• Set problem
All entries are to be quoted exactly; the images stay out of the copy.

• Materials provided

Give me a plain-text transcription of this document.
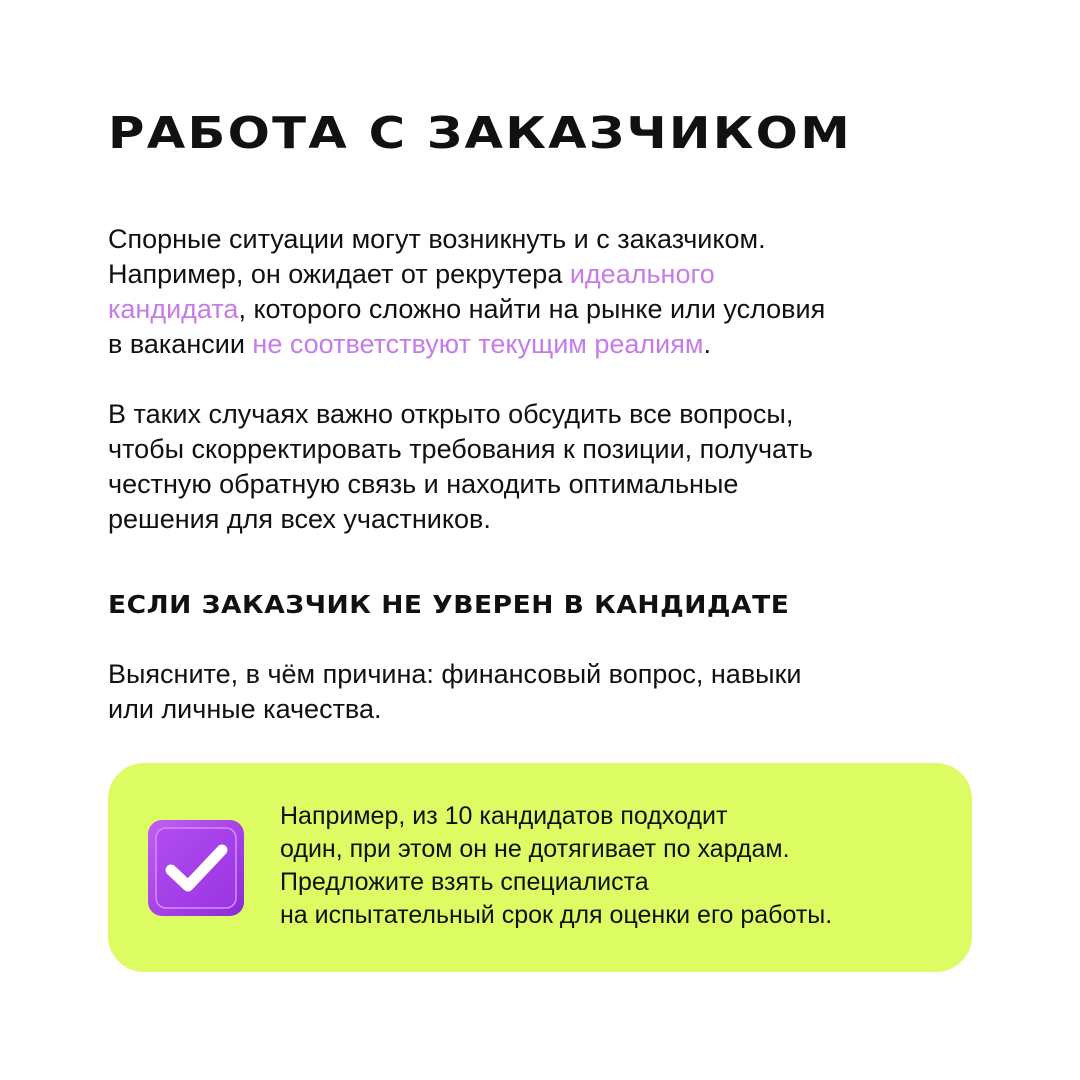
РАБОТА С ЗАКАЗЧИКОМ

Спорные ситуации могут возникнуть и с заказчиком.
Например, он ожидает от рекрутера идеального
кандидата, которого сложно найти на рынке или условия
в вакансии не соответствуют текущим реалиям.

В таких случаях важно открыто обсудить все вопросы,
чтобы скорректировать требования к позиции, получать
честную обратную связь и находить оптимальные
решения для всех участников.

ЕСЛИ ЗАКАЗЧИК НЕ УВЕРЕН В КАНДИДАТЕ

Выясните, в чём причина: финансовый вопрос, навыки
или личные качества.

Например, из 10 кандидатов подходит
один, при этом он не дотягивает по хардам.
Предложите взять специалиста
на испытательный срок для оценки его работы.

• Exercise response
Give me a plain-text transcription of this document.
РАБОТА С ЗАКАЗЧИКОМ

Спорные ситуации могут возникнуть и с заказчиком.
Например, он ожидает от рекрутера идеального
кандидата, которого сложно найти на рынке или условия
в вакансии не соответствуют текущим реалиям.

В таких случаях важно открыто обсудить все вопросы,
чтобы скорректировать требования к позиции, получать
честную обратную связь и находить оптимальные
решения для всех участников.

ЕСЛИ ЗАКАЗЧИК НЕ УВЕРЕН В КАНДИДАТЕ

Выясните, в чём причина: финансовый вопрос, навыки
или личные качества.

Например, из 10 кандидатов подходит
один, при этом он не дотягивает по хардам.
Предложите взять специалиста
на испытательный срок для оценки его работы.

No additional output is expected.